▶ _Task_
Retype the material that follows, keeping every word as it is.

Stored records
========================
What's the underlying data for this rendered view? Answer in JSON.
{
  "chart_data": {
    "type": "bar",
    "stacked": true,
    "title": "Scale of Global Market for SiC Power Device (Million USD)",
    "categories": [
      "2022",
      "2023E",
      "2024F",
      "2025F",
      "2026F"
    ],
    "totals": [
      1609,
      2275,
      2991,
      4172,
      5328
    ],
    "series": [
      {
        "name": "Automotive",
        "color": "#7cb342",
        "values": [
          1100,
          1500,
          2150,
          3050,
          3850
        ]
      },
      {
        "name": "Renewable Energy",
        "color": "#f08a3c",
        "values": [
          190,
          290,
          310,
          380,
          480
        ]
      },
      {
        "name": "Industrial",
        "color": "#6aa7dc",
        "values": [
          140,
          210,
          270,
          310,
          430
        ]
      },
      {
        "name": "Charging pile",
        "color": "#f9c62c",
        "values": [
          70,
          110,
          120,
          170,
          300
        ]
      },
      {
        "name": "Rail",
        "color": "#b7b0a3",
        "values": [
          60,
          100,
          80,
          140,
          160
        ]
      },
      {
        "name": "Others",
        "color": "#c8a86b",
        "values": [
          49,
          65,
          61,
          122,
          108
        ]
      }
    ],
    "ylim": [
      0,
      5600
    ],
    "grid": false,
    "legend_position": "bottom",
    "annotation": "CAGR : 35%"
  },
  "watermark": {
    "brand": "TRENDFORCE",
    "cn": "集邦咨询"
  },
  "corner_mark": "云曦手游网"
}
========================
▶ _Solution to this exercise_
What's the underlying data for this rendered view? Answer in JSON.
{
  "chart_data": {
    "type": "bar",
    "stacked": true,
    "title": "Scale of Global Market for SiC Power Device (Million USD)",
    "categories": [
      "2022",
      "2023E",
      "2024F",
      "2025F",
      "2026F"
    ],
    "totals": [
      1609,
      2275,
      2991,
      4172,
      5328
    ],
    "series": [
      {
        "name": "Automotive",
        "color": "#7cb342",
        "values": [
          1100,
          1500,
          2150,
          3050,
          3850
        ]
      },
      {
        "name": "Renewable Energy",
        "color": "#f08a3c",
        "values": [
          190,
          290,
          310,
          380,
          480
        ]
      },
      {
        "name": "Industrial",
        "color": "#6aa7dc",
        "values": [
          140,
          210,
          270,
          310,
          430
        ]
      },
      {
        "name": "Charging pile",
        "color": "#f9c62c",
        "values": [
          70,
          110,
          120,
          170,
          300
        ]
      },
      {
        "name": "Rail",
        "color": "#b7b0a3",
        "values": [
          60,
          100,
          80,
          140,
          160
        ]
      },
      {
        "name": "Others",
        "color": "#c8a86b",
        "values": [
          49,
          65,
          61,
          122,
          108
        ]
      }
    ],
    "ylim": [
      0,
      5600
    ],
    "grid": false,
    "legend_position": "bottom",
    "annotation": "CAGR : 35%"
  },
  "watermark": {
    "brand": "TRENDFORCE",
    "cn": "集邦咨询"
  },
  "corner_mark": "云曦手游网"
}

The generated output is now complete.